▶ Exercise directions
Check each line of the records below for the word "Кемеровской" and copy those where it appears.

▶ Data to process

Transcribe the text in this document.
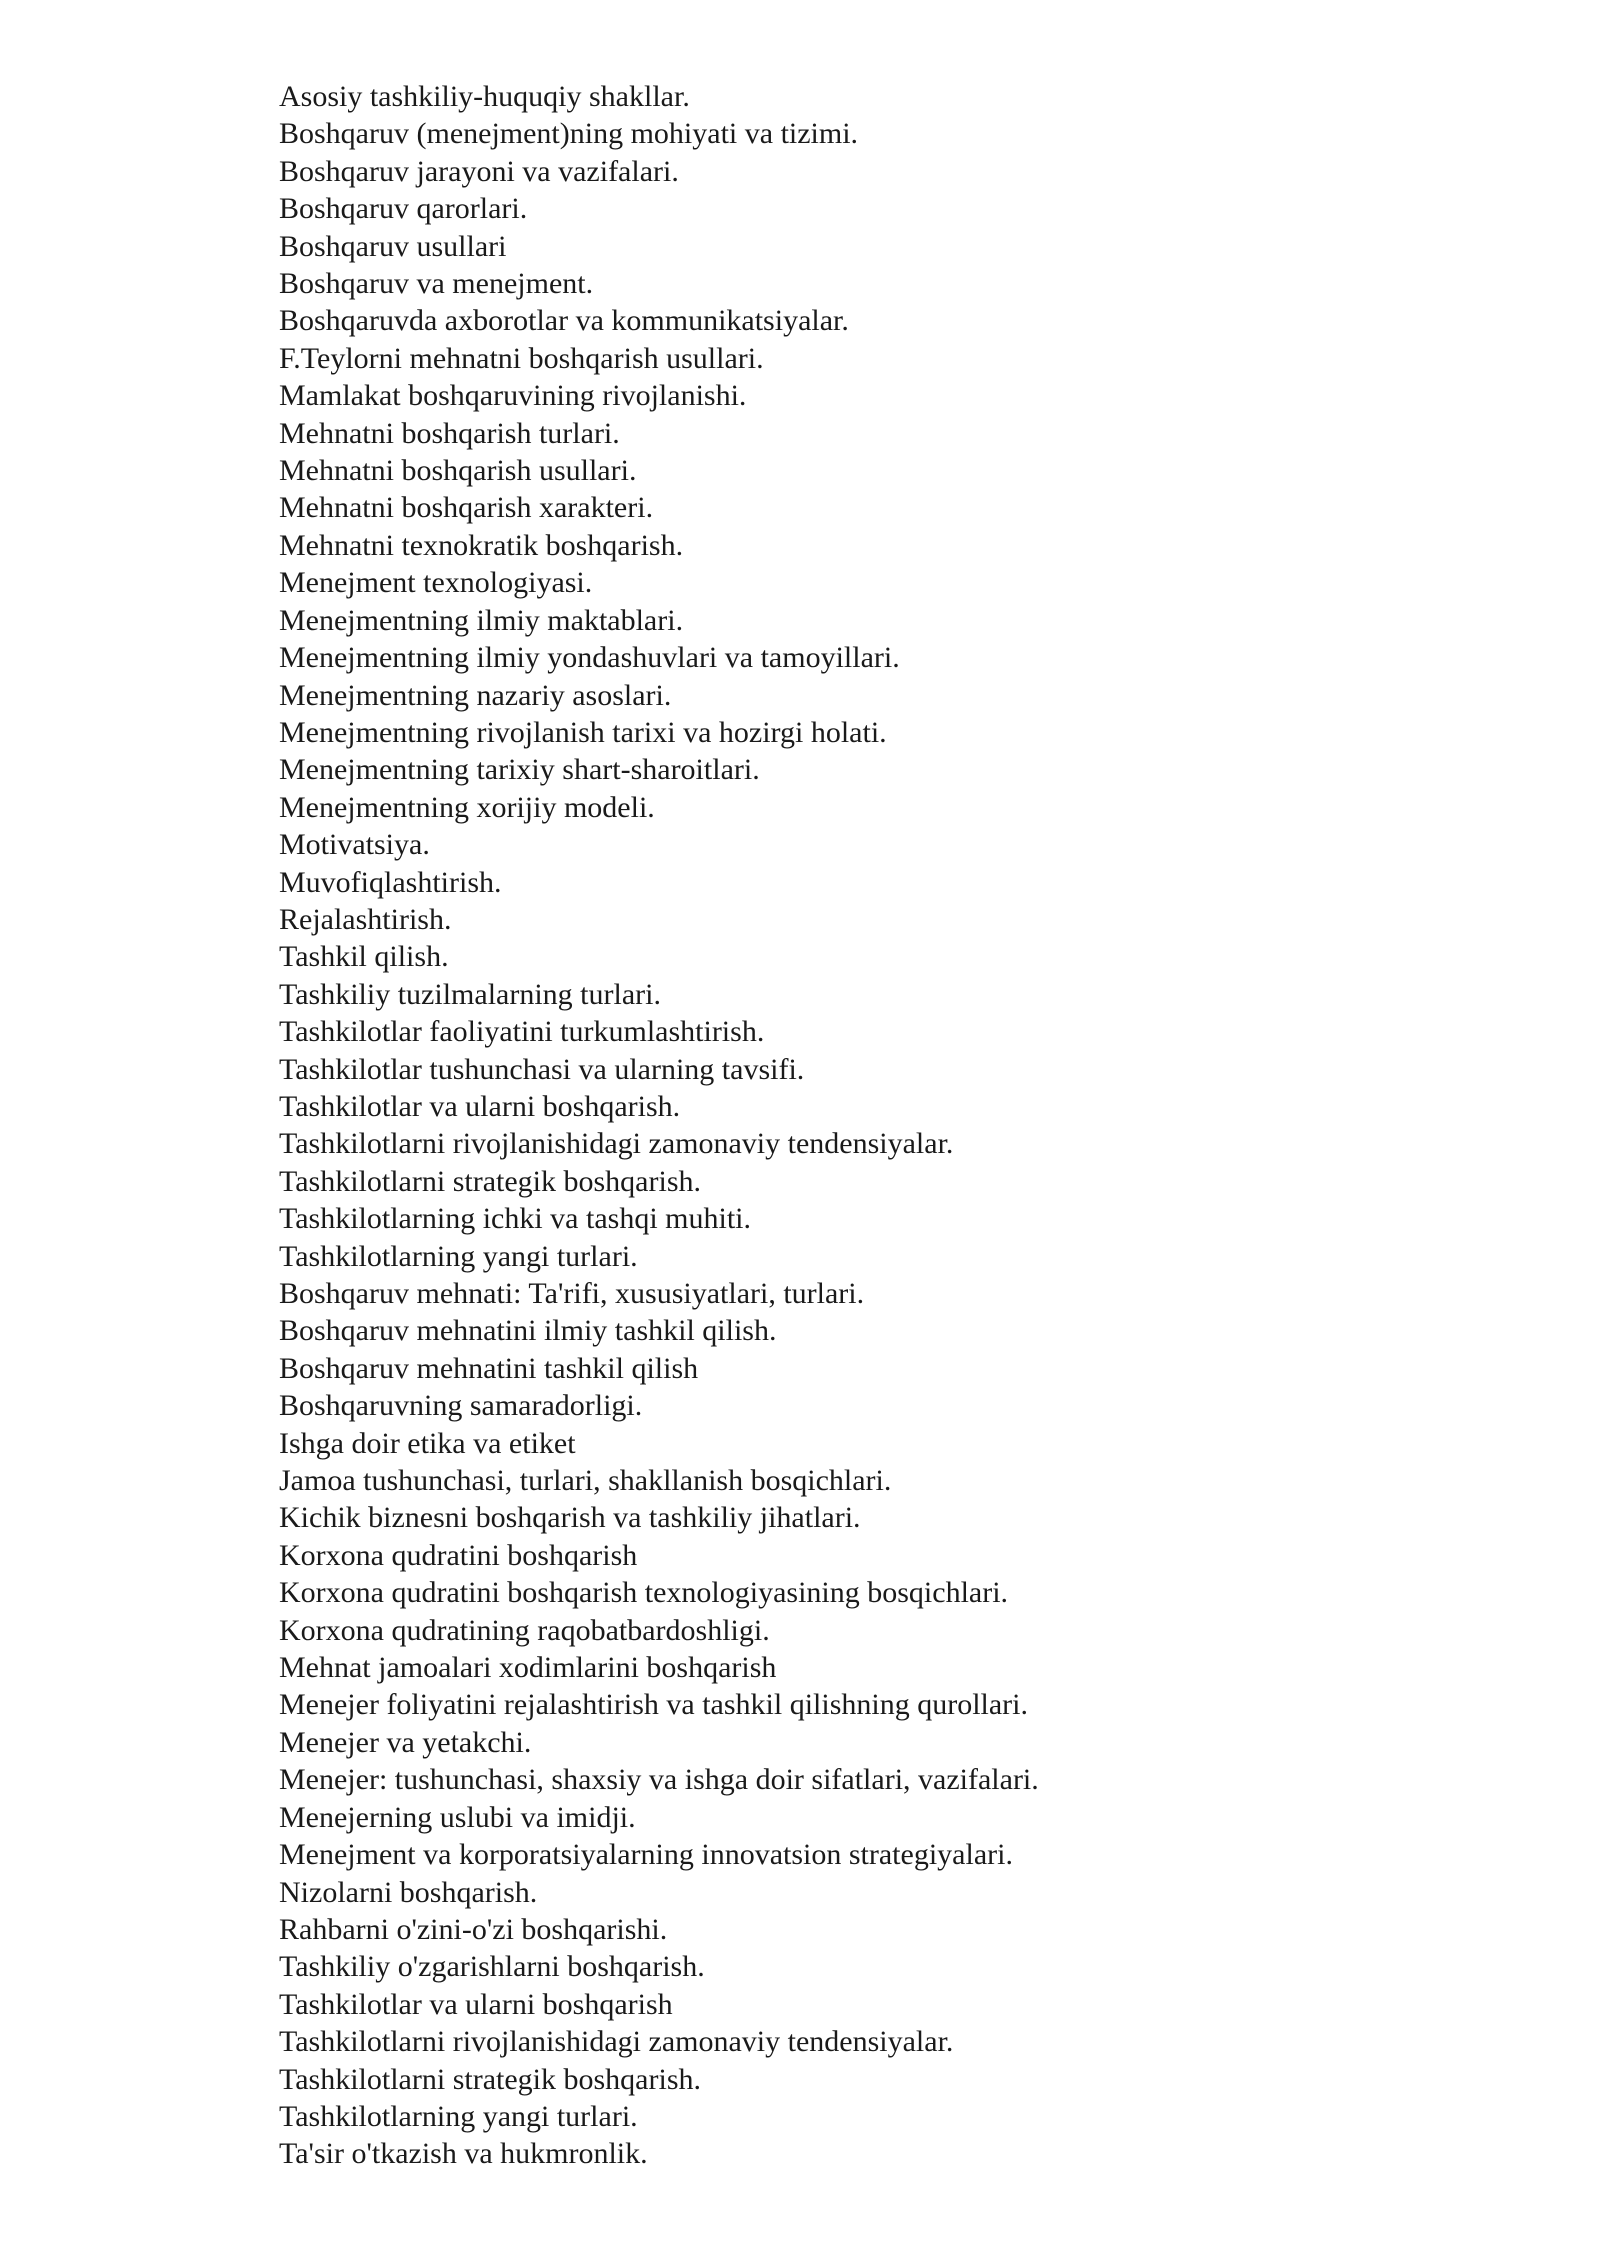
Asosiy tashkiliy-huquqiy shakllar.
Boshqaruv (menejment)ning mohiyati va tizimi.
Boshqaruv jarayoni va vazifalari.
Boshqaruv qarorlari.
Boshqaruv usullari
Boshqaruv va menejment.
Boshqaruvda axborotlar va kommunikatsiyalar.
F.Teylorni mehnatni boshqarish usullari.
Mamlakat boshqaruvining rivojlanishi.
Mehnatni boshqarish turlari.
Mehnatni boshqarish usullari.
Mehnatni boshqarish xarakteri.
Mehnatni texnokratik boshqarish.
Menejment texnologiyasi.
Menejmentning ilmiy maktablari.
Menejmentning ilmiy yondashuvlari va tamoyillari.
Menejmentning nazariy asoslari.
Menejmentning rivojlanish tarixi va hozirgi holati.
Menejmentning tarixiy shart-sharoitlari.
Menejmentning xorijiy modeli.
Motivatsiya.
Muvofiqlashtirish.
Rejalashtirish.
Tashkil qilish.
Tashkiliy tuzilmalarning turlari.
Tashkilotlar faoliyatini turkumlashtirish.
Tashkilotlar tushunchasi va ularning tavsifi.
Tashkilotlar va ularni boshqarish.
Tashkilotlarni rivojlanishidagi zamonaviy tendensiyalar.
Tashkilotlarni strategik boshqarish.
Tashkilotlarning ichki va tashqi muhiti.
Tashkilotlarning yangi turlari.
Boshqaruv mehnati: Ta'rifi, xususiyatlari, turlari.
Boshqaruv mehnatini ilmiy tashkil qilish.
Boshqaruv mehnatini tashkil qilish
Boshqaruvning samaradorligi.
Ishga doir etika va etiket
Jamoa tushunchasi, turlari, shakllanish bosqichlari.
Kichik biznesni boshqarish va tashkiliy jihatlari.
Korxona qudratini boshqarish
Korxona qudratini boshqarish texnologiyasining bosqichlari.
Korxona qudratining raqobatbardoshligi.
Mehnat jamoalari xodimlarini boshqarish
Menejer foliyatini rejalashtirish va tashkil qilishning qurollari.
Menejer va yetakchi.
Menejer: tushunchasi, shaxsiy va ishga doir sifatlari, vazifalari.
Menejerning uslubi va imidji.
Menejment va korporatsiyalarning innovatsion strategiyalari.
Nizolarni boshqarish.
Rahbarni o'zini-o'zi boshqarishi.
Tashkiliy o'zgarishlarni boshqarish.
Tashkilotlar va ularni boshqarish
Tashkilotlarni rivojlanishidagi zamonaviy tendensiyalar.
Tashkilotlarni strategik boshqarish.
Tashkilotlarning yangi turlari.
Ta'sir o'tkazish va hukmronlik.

==

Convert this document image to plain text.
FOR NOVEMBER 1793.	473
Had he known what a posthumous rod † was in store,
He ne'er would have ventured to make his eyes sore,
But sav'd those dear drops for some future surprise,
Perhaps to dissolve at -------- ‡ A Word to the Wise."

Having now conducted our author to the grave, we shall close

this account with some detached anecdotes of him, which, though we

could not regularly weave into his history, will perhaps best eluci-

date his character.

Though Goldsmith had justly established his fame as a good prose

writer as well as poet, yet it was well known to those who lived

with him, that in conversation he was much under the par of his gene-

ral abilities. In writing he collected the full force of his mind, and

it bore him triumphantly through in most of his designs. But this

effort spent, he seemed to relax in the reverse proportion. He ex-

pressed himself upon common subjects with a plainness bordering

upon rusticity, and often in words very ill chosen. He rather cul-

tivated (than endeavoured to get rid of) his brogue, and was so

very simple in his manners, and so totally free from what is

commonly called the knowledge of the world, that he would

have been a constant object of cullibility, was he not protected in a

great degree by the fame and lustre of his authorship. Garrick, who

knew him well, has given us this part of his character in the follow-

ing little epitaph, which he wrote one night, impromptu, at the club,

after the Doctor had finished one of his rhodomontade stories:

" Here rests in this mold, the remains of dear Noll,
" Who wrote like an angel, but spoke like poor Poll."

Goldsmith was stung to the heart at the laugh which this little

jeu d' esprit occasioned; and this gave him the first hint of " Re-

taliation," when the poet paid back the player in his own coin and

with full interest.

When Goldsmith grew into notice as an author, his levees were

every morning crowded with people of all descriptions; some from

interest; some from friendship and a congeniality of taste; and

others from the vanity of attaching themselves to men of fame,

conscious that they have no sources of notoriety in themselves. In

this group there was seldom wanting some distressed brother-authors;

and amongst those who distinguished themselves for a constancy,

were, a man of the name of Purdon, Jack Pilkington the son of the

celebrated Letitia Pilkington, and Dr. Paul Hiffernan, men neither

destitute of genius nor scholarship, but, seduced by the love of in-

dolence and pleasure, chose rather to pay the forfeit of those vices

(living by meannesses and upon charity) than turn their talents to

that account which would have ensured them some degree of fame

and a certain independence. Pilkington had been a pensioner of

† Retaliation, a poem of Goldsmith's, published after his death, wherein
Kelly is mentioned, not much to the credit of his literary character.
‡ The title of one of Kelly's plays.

==

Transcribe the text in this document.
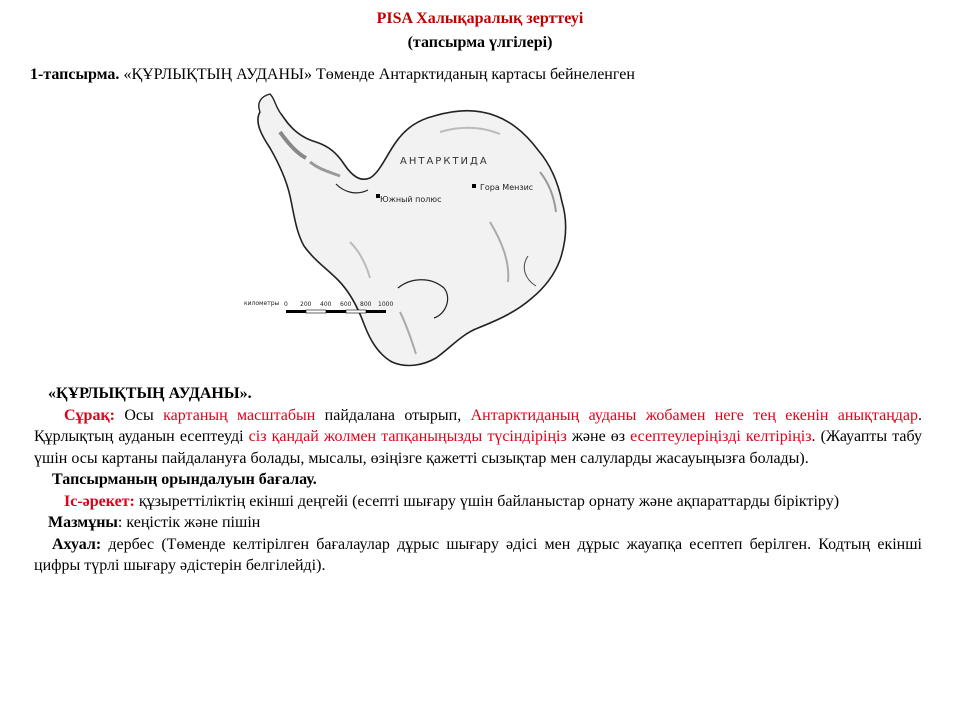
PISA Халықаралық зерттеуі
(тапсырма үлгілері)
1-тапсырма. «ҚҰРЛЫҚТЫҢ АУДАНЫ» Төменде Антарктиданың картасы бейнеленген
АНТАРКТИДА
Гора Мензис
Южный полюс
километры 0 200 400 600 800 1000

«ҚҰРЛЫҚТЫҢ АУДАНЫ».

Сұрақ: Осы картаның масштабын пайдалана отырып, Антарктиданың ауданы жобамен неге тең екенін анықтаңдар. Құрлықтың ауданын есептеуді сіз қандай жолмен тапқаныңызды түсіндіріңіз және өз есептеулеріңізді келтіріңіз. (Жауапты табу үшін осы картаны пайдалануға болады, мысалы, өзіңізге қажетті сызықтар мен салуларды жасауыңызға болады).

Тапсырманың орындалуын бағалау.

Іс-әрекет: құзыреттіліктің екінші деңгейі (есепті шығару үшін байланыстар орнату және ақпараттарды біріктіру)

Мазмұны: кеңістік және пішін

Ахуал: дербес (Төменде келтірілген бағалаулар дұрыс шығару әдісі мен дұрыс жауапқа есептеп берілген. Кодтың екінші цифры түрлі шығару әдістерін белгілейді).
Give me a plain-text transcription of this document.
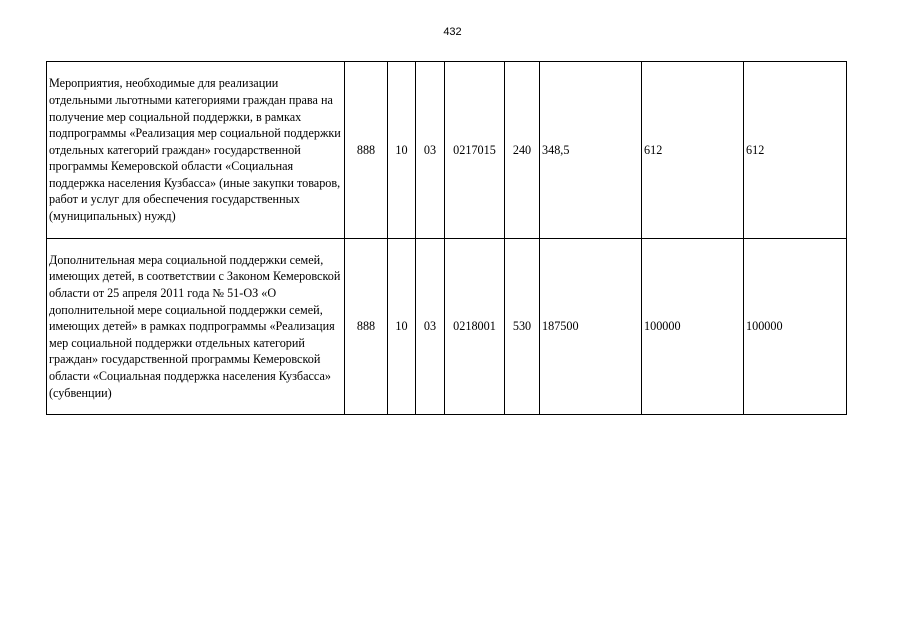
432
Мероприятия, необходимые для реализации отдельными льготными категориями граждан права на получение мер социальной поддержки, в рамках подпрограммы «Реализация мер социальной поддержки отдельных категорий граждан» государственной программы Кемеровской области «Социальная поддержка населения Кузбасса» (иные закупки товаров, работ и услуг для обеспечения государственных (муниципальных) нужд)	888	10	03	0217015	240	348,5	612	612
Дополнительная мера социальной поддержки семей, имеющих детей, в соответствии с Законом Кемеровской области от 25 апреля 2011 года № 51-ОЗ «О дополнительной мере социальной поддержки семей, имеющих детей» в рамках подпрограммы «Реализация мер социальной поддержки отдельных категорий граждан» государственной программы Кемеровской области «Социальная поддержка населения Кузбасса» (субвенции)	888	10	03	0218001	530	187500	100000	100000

▶ Exercise response
Мероприятия, необходимые для реализации отдельными льготными категориями граждан права на получение мер социальной поддержки, в рамках подпрограммы «Реализация мер социальной поддержки отдельных категорий граждан» государственной программы Кемеровской области «Социальная поддержка населения Кузбасса» (иные закупки товаров, работ и услуг для обеспечения государственных (муниципальных) нужд)	888	10	03	0217015	240	348,5	612	612
Дополнительная мера социальной поддержки семей, имеющих детей, в соответствии с Законом Кемеровской области от 25 апреля 2011 года № 51-ОЗ «О дополнительной мере социальной поддержки семей, имеющих детей» в рамках подпрограммы «Реализация мер социальной поддержки отдельных категорий граждан» государственной программы Кемеровской области «Социальная поддержка населения Кузбасса» (субвенции)	888	10	03	0218001	530	187500	100000	100000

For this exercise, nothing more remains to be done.